## THE EXERCISE
Copy out each line of the data holding "Enumerate".

## INPUT ROWS

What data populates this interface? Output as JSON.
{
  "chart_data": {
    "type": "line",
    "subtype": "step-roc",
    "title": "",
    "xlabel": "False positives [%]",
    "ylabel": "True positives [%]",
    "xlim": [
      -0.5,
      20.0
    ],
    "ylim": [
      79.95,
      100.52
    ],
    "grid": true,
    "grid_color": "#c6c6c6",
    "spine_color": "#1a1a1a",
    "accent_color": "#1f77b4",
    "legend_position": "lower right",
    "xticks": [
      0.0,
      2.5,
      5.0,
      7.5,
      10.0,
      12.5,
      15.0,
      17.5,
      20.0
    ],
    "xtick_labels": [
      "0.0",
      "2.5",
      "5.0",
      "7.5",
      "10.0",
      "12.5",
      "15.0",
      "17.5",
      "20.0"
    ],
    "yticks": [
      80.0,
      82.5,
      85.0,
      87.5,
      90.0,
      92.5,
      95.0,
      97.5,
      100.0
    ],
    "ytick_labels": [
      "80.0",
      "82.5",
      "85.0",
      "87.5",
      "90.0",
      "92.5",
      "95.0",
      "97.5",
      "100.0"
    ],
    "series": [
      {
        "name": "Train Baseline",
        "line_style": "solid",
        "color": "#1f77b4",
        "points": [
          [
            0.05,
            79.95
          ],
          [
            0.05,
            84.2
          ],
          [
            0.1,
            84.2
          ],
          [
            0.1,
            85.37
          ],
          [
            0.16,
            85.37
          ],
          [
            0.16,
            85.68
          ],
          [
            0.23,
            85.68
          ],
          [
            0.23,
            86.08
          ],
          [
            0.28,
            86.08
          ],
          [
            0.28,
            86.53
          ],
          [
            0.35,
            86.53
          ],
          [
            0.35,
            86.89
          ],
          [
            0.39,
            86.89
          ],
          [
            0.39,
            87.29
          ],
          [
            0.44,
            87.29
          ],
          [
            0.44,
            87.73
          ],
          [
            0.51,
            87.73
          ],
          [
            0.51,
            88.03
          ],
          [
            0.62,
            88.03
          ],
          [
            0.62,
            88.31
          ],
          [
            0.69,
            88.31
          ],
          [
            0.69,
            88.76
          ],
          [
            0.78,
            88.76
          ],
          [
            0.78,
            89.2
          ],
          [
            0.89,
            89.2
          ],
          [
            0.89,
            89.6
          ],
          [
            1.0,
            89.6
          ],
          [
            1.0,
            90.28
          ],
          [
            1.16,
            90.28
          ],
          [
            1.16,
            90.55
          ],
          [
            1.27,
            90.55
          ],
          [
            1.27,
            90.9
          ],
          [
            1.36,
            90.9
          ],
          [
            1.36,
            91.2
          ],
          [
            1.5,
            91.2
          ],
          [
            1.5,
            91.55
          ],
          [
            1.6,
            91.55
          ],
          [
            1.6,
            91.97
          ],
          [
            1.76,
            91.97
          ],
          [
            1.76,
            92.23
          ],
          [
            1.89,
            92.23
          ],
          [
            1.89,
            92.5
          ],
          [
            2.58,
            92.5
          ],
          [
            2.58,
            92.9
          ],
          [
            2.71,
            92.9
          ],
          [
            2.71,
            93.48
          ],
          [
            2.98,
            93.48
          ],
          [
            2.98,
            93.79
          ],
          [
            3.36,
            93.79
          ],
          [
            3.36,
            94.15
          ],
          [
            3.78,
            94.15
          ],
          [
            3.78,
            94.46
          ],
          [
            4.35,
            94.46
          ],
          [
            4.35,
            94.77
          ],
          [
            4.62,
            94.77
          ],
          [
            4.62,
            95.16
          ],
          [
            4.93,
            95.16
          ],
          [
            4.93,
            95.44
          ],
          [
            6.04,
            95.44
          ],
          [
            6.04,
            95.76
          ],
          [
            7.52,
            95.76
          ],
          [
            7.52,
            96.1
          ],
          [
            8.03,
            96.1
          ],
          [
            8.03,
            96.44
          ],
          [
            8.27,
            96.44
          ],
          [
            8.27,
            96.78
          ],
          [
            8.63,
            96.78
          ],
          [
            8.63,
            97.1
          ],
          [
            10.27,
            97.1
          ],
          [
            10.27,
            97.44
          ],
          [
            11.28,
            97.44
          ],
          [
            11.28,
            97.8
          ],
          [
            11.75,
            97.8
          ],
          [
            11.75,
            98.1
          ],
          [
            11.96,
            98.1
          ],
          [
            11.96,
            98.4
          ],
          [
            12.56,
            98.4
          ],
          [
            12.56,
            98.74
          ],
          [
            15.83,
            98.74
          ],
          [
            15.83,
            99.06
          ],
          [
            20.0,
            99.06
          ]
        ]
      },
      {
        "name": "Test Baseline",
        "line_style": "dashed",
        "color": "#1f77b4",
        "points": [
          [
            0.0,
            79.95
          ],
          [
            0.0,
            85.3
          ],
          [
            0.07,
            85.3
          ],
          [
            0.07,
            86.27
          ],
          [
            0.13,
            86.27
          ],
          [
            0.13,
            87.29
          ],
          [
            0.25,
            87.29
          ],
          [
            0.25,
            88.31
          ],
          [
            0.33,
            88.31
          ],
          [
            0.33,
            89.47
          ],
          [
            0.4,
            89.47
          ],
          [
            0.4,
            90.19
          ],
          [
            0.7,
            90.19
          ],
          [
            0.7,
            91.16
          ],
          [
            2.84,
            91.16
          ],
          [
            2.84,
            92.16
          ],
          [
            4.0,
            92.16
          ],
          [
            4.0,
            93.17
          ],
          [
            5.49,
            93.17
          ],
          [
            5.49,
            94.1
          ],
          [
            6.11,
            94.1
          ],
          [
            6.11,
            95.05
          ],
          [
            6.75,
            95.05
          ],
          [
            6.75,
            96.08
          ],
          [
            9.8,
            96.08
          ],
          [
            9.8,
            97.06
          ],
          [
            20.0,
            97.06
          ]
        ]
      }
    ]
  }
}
==
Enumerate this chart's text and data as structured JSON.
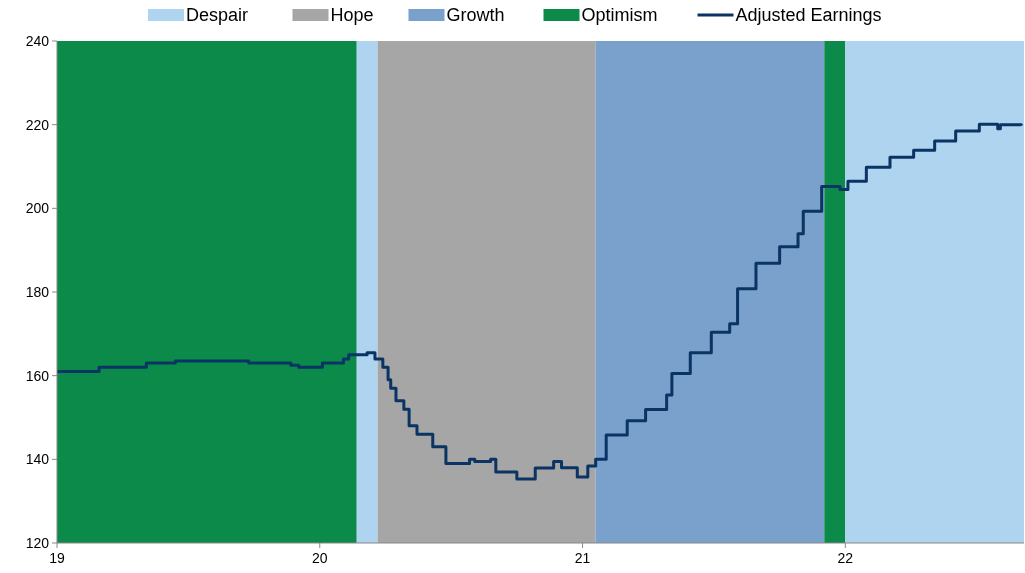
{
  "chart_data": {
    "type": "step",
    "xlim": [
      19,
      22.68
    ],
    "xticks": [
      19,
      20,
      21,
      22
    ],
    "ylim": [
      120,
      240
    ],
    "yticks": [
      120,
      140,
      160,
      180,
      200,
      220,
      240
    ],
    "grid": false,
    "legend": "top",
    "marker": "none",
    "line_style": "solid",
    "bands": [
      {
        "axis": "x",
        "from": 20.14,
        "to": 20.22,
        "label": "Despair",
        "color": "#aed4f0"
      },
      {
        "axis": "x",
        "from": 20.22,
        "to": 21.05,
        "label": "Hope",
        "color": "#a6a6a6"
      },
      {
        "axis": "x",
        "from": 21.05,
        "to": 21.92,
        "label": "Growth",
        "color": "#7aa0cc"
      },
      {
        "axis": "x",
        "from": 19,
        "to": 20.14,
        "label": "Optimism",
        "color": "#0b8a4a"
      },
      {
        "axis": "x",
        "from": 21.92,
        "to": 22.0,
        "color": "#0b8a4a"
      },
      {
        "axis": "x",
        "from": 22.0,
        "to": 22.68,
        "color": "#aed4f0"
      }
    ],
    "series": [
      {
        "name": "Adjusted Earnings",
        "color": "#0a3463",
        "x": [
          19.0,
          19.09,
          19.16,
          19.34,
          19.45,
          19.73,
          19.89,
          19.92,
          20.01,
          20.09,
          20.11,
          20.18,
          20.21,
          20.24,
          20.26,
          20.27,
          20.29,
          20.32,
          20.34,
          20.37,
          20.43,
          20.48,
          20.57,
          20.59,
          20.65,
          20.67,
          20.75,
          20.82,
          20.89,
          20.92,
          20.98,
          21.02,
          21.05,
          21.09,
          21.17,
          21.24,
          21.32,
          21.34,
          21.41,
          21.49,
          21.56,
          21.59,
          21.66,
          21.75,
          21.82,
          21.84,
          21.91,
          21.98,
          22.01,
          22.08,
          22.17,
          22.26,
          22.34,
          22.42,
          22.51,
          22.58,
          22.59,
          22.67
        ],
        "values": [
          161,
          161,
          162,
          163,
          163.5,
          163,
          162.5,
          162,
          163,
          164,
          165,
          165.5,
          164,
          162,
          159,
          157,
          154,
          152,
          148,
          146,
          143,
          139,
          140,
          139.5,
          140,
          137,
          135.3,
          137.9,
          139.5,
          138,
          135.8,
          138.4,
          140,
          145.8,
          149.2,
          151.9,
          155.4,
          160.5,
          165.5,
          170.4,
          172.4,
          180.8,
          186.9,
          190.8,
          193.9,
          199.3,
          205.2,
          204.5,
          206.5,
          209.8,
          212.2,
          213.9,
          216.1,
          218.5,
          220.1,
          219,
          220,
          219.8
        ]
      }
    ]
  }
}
==
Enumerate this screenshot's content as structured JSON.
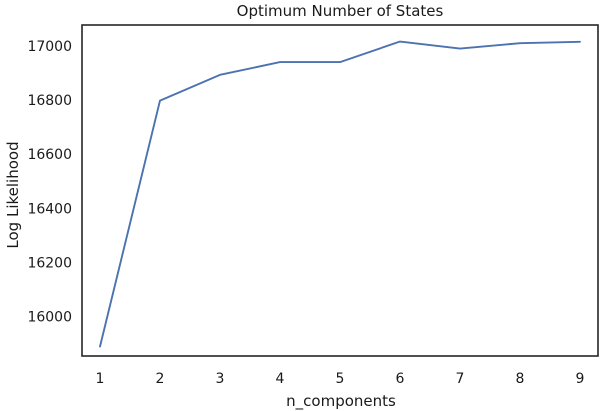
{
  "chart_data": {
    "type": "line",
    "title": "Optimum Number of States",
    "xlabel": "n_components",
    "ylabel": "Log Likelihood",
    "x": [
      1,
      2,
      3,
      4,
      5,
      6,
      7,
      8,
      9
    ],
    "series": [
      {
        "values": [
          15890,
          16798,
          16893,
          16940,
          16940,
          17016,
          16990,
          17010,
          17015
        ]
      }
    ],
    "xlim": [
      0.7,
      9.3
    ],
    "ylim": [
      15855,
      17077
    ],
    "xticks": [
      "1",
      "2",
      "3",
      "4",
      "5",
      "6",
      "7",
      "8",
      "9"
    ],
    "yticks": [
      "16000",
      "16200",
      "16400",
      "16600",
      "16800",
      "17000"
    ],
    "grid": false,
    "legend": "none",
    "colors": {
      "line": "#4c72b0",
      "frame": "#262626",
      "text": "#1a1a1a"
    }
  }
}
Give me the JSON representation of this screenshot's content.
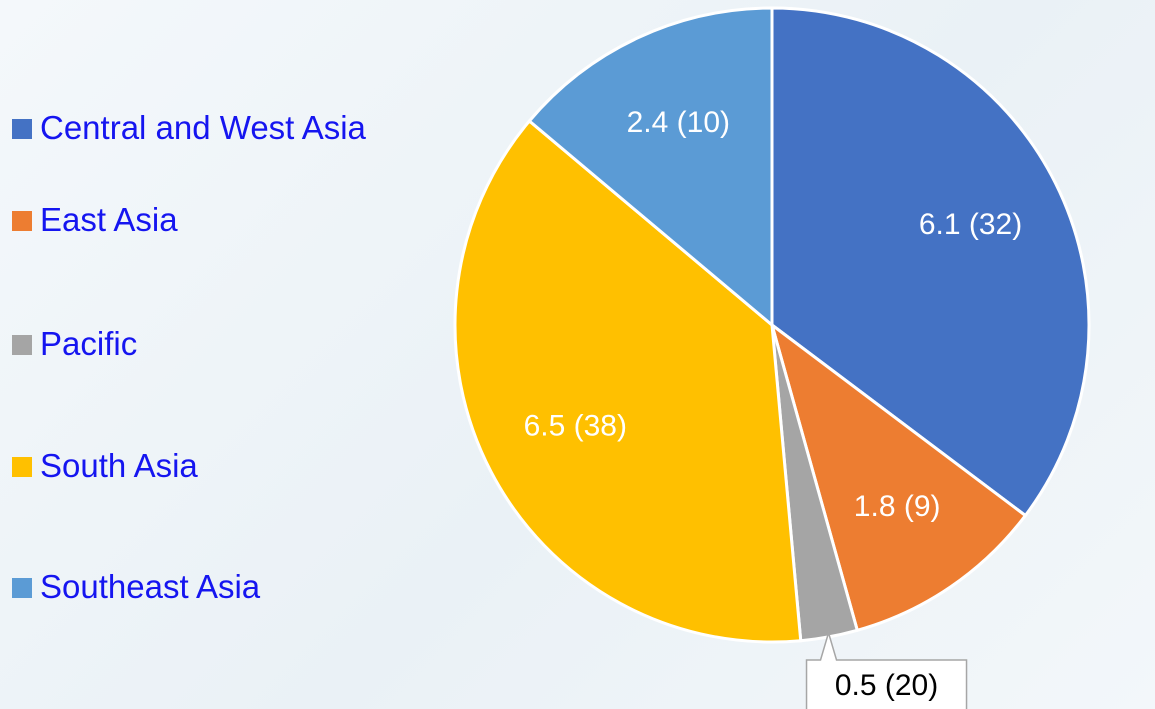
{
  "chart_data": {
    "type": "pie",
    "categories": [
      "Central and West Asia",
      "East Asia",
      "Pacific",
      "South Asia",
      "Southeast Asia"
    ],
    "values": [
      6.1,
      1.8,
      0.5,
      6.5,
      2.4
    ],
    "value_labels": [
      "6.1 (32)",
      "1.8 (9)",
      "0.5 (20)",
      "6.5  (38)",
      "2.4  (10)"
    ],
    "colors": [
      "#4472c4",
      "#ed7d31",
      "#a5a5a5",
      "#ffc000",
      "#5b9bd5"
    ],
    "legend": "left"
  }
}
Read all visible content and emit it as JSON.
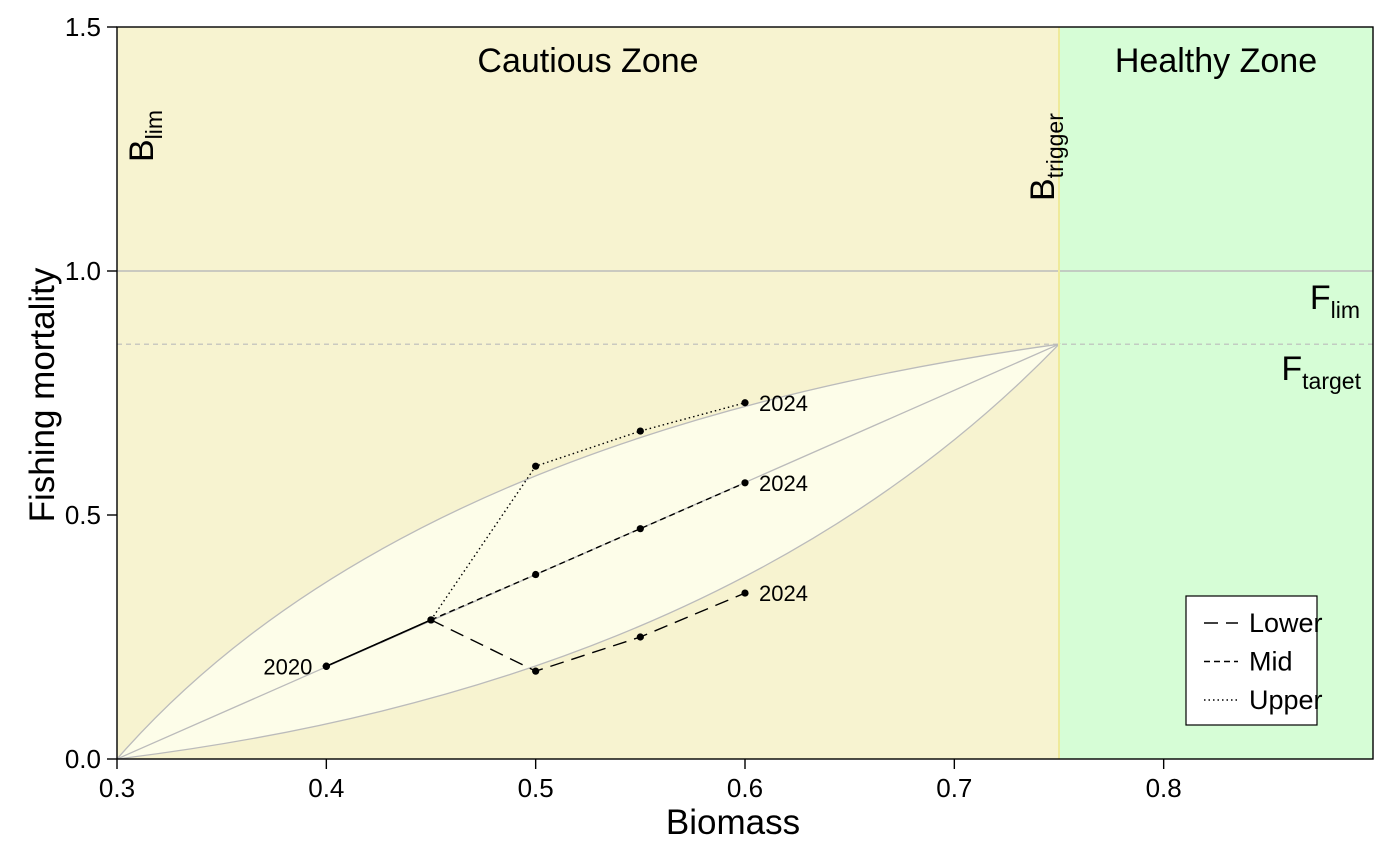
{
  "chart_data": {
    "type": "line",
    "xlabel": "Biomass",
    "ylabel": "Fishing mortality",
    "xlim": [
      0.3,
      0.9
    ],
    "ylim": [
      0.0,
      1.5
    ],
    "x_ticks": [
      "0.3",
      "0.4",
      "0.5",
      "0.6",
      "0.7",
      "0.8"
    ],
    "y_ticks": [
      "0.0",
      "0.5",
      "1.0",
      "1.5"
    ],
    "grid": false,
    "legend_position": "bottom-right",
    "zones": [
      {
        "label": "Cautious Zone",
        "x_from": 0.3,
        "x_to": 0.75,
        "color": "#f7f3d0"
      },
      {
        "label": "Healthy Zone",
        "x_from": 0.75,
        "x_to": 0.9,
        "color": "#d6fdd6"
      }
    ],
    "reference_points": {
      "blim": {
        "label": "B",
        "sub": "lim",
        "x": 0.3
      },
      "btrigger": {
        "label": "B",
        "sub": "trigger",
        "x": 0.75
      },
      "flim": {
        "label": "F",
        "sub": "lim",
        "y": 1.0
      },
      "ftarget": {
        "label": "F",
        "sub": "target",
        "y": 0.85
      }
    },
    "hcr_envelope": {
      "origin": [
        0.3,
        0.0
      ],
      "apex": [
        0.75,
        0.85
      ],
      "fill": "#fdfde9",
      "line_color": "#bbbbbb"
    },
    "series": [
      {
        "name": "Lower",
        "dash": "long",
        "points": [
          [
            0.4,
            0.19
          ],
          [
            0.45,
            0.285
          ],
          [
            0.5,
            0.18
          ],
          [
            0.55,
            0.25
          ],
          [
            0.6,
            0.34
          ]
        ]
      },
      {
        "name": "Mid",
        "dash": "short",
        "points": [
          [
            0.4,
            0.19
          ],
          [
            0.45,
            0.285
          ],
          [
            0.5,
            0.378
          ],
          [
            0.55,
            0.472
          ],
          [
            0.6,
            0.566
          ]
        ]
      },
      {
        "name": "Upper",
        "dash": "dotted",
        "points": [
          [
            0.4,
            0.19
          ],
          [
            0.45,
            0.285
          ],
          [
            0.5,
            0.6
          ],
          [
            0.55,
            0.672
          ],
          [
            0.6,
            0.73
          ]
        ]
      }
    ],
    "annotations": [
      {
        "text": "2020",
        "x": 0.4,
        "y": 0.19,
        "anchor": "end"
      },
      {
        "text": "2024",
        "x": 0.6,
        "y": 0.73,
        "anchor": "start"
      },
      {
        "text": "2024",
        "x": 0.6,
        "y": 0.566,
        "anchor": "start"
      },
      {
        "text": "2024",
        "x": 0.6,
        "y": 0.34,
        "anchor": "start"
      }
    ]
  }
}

## SOLUTION TO THE PROBLEM
Enumerate this chart's text and data as structured JSON.
Enumerate this screenshot's content as structured JSON.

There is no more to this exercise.